STATED PROBLEM — Copy each line of the entries beneath that contains the word "JSON".

(Records contained in a dataset)
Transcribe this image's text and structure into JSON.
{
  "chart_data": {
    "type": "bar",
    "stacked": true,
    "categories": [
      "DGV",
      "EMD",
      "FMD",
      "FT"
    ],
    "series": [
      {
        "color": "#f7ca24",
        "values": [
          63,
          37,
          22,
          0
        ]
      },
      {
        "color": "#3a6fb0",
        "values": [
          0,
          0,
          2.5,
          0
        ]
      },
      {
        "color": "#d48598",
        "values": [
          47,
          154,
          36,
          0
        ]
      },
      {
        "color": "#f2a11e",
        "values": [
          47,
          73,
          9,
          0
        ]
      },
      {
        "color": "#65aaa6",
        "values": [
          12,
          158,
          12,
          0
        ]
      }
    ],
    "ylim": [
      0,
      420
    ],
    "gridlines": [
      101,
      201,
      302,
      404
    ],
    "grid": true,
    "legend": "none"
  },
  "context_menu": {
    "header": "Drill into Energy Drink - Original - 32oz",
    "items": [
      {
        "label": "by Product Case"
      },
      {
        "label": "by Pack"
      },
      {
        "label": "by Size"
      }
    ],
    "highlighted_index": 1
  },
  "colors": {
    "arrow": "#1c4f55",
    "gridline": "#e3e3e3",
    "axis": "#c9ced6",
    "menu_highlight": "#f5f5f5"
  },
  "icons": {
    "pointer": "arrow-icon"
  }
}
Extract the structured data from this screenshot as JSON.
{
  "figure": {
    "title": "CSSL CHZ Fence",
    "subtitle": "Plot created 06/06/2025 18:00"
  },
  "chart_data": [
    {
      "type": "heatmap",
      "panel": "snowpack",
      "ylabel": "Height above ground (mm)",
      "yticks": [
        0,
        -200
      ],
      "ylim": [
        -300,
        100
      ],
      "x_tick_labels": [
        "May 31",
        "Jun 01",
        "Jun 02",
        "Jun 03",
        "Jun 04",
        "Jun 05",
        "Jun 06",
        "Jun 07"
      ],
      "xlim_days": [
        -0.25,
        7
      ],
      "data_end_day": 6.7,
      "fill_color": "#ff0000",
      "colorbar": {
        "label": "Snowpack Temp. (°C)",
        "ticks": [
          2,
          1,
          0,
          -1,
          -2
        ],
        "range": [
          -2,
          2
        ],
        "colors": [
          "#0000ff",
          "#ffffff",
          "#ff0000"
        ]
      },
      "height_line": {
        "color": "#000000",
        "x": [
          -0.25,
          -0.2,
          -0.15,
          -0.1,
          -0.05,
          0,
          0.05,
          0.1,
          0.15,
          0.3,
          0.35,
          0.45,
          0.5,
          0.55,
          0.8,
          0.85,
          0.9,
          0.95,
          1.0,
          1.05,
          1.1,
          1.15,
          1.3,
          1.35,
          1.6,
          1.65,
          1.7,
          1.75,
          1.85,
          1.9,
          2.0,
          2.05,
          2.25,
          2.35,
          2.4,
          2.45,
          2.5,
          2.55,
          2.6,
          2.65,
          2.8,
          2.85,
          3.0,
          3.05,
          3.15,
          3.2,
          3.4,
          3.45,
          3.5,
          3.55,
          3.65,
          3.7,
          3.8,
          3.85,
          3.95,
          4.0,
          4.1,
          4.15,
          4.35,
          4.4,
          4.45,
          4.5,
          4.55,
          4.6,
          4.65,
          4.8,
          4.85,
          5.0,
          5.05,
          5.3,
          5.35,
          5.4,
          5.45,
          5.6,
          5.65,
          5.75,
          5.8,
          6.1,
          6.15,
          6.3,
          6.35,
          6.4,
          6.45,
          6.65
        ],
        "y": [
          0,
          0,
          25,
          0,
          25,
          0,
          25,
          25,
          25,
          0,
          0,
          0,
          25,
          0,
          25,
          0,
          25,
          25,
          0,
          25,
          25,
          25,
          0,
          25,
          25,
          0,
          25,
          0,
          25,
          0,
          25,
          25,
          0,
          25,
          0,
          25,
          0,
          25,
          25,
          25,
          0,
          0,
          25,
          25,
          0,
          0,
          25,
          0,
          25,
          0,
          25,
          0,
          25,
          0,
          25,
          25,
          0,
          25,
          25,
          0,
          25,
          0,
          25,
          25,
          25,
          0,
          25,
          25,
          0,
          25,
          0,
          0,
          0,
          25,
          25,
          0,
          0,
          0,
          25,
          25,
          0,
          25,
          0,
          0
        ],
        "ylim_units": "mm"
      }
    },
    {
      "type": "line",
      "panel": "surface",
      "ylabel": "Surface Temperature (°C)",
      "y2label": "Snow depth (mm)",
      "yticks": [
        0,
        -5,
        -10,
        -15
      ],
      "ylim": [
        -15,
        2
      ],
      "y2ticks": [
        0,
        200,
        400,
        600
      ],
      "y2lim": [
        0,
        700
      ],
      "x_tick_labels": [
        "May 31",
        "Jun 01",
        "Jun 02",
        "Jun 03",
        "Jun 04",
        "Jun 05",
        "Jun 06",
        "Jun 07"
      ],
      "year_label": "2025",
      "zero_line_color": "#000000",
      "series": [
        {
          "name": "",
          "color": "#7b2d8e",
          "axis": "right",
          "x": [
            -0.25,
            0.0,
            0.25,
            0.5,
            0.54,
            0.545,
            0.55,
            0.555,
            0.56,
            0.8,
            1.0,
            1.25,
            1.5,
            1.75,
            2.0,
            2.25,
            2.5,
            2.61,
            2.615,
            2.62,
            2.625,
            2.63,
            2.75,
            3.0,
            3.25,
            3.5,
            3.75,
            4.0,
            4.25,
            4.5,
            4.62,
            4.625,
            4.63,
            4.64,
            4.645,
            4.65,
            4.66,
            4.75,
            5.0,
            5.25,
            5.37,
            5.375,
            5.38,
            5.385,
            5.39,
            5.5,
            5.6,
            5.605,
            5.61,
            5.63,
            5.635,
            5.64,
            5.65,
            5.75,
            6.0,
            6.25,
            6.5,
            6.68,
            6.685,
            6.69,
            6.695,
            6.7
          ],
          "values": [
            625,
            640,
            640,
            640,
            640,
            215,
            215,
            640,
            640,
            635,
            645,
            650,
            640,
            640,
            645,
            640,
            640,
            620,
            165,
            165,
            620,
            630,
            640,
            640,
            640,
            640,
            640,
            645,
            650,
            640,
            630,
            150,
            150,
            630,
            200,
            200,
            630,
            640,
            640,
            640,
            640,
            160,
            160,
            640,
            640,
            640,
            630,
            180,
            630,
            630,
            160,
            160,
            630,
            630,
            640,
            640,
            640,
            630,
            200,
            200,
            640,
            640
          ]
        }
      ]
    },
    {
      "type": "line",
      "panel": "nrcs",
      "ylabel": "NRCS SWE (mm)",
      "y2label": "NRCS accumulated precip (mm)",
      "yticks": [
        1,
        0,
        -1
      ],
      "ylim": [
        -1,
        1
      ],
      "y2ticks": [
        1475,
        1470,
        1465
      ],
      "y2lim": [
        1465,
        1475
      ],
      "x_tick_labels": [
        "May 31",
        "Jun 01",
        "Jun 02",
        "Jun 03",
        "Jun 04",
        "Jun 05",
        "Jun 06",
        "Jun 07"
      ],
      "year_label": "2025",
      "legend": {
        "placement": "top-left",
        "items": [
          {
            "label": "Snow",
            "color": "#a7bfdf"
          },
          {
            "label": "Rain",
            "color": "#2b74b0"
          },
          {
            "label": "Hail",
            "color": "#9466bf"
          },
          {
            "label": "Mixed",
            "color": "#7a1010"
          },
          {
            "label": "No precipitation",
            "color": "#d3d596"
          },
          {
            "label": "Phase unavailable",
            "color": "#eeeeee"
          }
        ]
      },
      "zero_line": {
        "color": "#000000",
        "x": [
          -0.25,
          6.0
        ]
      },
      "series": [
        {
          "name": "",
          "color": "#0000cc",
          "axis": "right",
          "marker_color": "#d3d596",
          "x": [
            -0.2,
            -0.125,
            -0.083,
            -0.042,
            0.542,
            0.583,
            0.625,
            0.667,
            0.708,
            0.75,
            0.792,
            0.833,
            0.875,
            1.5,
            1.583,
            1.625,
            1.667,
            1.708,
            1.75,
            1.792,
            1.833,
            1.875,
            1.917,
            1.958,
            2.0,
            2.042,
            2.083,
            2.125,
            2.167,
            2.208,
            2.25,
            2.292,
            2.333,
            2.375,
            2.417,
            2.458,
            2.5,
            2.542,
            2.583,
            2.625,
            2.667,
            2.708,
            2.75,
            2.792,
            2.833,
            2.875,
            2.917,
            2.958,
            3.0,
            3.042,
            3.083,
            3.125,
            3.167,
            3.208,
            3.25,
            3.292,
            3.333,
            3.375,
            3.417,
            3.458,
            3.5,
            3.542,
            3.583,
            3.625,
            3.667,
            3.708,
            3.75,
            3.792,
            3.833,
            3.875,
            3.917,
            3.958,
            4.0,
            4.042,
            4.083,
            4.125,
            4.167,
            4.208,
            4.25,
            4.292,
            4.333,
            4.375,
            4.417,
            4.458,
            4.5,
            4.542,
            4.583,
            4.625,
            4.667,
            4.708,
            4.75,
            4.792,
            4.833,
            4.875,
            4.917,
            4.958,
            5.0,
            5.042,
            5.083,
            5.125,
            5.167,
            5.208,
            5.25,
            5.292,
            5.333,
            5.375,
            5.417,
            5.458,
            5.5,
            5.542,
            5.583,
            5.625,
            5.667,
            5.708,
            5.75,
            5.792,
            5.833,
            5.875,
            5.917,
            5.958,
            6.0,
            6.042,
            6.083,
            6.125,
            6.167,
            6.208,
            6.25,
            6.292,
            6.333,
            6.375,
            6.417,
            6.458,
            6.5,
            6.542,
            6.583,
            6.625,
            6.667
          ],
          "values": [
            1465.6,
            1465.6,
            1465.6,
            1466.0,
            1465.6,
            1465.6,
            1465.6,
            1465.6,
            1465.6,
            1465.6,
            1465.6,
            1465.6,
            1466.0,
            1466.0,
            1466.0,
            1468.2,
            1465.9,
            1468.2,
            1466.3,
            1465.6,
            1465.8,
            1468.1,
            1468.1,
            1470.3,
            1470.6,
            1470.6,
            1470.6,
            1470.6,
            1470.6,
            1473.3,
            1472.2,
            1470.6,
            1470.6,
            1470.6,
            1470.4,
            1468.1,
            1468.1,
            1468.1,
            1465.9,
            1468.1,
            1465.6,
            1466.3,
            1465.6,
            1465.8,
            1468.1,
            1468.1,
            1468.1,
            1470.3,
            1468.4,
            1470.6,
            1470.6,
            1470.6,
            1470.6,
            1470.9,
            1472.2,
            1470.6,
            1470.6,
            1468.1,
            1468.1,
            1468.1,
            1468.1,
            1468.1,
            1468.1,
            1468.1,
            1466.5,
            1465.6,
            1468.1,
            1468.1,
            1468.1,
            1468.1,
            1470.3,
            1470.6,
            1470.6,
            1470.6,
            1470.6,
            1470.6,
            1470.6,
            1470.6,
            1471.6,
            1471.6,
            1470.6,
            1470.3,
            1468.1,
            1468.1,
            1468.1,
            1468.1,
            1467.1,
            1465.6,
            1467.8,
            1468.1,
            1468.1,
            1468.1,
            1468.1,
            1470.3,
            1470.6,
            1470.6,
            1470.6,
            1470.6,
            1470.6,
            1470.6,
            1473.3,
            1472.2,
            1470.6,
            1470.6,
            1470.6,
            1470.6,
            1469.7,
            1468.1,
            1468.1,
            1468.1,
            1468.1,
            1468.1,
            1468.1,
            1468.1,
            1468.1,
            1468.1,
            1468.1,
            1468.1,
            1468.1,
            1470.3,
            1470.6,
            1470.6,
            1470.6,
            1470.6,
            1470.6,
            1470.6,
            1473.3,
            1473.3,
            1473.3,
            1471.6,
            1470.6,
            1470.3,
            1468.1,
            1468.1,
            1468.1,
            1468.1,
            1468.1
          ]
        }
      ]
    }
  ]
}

EXERCISE RESPONSE —
Transcribe this image's text and structure into JSON.
Extract the structured data from this screenshot as JSON.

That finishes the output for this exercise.